■ **Task brief**: Work through the listing below and count the lines that hold "caption". Answer with the number alone.

■ **Entries**:
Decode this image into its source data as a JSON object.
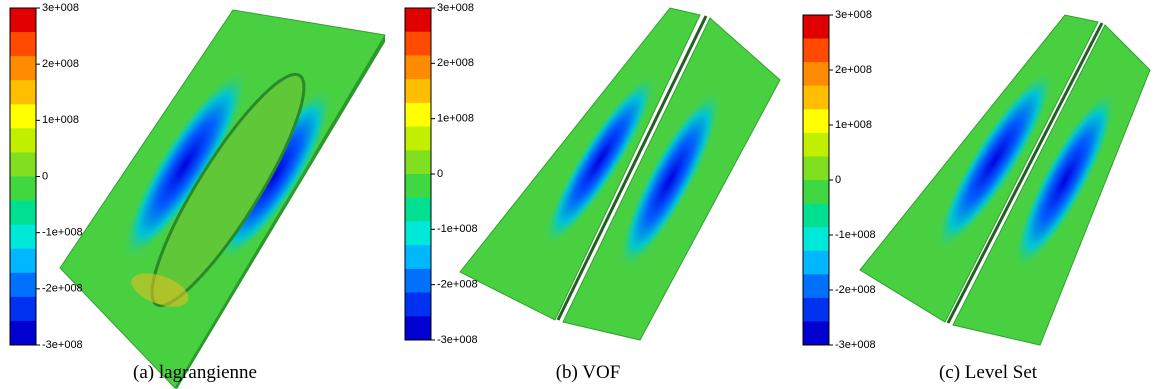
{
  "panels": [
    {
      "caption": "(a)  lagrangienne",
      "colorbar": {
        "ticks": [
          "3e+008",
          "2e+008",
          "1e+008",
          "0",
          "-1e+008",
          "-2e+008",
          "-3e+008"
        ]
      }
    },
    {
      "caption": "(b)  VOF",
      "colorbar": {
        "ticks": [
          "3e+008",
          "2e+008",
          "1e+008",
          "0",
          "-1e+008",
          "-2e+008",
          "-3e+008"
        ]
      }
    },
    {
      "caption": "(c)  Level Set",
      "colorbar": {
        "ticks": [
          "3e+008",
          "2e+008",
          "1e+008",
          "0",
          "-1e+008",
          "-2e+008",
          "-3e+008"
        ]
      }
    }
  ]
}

■ **Written solution**: 3